WHAT THE TASK ASKS
Your job is to copy every line in the material containing the word "pone".
>>>>
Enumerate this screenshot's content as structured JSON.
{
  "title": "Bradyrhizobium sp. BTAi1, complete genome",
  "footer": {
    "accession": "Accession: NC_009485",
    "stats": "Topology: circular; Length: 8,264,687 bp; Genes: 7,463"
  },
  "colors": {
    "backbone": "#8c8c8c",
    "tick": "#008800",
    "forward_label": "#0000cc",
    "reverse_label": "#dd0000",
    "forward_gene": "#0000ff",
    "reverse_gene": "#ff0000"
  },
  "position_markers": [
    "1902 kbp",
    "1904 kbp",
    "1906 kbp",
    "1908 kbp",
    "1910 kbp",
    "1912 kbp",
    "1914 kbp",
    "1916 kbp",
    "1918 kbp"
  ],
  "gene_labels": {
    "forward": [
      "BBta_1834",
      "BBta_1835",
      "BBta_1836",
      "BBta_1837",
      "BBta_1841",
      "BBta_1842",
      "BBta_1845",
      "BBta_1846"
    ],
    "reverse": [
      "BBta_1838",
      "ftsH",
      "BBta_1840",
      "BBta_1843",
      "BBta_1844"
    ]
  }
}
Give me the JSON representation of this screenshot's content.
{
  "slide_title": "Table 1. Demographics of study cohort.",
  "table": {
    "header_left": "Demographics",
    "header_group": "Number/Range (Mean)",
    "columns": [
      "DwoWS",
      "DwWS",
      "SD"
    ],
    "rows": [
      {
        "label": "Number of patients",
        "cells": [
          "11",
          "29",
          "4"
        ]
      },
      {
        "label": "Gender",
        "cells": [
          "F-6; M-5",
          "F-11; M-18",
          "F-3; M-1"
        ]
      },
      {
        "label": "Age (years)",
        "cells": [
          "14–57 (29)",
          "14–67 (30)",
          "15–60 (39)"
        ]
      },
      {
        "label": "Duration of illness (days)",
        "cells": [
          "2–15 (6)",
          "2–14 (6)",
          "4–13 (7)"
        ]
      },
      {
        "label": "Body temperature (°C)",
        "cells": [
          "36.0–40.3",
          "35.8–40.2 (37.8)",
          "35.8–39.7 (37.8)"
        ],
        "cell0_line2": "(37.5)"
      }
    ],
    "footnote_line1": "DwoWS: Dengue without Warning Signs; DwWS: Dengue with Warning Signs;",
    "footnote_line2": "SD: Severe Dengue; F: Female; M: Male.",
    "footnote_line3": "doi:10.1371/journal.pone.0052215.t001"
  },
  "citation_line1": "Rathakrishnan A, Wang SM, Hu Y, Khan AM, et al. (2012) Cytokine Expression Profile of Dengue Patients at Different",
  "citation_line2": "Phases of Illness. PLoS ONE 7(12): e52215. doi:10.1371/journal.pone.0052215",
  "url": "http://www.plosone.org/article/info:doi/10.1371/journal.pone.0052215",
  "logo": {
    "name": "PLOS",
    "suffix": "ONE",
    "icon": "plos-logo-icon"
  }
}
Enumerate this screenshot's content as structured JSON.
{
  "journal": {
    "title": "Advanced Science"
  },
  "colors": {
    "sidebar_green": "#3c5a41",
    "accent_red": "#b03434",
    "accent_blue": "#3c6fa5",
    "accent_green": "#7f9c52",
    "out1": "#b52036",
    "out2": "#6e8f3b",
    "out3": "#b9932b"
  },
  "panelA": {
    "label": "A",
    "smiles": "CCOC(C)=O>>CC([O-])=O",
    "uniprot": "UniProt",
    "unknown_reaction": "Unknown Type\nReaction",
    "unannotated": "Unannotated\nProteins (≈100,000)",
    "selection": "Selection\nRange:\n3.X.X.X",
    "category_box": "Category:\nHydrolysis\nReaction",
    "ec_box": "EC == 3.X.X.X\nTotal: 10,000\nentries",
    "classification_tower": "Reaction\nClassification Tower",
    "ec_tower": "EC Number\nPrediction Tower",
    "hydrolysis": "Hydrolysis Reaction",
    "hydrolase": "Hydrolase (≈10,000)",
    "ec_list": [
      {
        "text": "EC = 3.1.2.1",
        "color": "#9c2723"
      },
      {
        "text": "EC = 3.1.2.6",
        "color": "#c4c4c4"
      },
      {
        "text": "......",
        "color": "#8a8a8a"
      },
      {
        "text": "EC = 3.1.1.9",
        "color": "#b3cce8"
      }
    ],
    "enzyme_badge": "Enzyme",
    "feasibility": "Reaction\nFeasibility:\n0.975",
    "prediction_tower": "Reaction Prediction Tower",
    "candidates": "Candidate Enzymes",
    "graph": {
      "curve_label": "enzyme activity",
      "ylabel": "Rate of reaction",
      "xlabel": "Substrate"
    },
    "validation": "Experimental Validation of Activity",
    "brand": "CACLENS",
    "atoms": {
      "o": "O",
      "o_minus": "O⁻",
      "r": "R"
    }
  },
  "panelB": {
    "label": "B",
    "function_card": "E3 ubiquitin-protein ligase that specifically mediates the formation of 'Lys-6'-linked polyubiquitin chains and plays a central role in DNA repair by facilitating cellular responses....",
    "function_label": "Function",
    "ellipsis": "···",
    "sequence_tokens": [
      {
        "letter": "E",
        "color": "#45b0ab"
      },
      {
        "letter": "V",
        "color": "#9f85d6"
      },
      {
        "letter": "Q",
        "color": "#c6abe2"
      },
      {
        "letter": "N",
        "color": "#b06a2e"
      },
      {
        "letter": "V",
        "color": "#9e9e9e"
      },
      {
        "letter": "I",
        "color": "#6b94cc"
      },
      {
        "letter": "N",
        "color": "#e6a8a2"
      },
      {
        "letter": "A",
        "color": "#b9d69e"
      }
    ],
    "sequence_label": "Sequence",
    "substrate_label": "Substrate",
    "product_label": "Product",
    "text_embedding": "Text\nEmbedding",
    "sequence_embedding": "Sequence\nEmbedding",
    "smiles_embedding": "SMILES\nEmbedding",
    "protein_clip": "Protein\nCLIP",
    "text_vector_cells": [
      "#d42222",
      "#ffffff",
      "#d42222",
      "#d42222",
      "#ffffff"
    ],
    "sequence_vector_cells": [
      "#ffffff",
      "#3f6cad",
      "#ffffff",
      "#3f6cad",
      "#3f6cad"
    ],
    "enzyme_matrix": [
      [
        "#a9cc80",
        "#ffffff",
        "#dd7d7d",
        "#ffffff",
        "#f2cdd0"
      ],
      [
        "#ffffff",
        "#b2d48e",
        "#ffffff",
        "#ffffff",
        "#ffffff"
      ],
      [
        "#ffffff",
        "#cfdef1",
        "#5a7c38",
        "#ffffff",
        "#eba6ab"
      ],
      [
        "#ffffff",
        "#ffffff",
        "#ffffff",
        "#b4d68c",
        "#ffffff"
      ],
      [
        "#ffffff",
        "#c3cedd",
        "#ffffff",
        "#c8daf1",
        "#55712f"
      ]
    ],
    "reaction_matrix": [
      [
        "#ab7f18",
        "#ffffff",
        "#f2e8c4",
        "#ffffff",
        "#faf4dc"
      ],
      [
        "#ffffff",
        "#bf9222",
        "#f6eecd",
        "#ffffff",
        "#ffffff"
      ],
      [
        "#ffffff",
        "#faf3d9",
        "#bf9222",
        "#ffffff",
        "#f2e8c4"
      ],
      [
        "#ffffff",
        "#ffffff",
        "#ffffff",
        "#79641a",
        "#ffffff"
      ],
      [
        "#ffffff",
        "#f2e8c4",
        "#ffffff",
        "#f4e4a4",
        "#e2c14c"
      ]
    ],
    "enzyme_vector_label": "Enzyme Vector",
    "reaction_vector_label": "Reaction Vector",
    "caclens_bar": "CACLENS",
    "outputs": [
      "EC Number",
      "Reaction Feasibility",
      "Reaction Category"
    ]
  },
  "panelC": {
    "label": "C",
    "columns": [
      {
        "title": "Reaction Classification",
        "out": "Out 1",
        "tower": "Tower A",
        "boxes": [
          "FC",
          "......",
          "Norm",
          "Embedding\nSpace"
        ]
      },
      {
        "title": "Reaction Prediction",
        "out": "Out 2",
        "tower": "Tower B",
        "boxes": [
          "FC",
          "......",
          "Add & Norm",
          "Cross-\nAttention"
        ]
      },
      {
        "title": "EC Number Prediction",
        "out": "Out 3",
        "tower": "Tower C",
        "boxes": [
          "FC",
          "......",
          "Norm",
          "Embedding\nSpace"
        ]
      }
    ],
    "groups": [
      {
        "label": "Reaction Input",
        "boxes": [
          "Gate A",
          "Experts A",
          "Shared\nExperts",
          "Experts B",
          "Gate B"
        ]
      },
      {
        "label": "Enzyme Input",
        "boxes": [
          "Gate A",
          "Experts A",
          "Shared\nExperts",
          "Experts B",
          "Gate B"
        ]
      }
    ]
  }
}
<<<<
WRITTEN ANSWER
    "footnote_line3": "doi:10.1371/journal.pone.0052215.t001"
  "citation_line2": "Phases of Illness. PLoS ONE 7(12): e52215. doi:10.1371/journal.pone.0052215",
  "url": "http://www.plosone.org/article/info:doi/10.1371/journal.pone.0052215",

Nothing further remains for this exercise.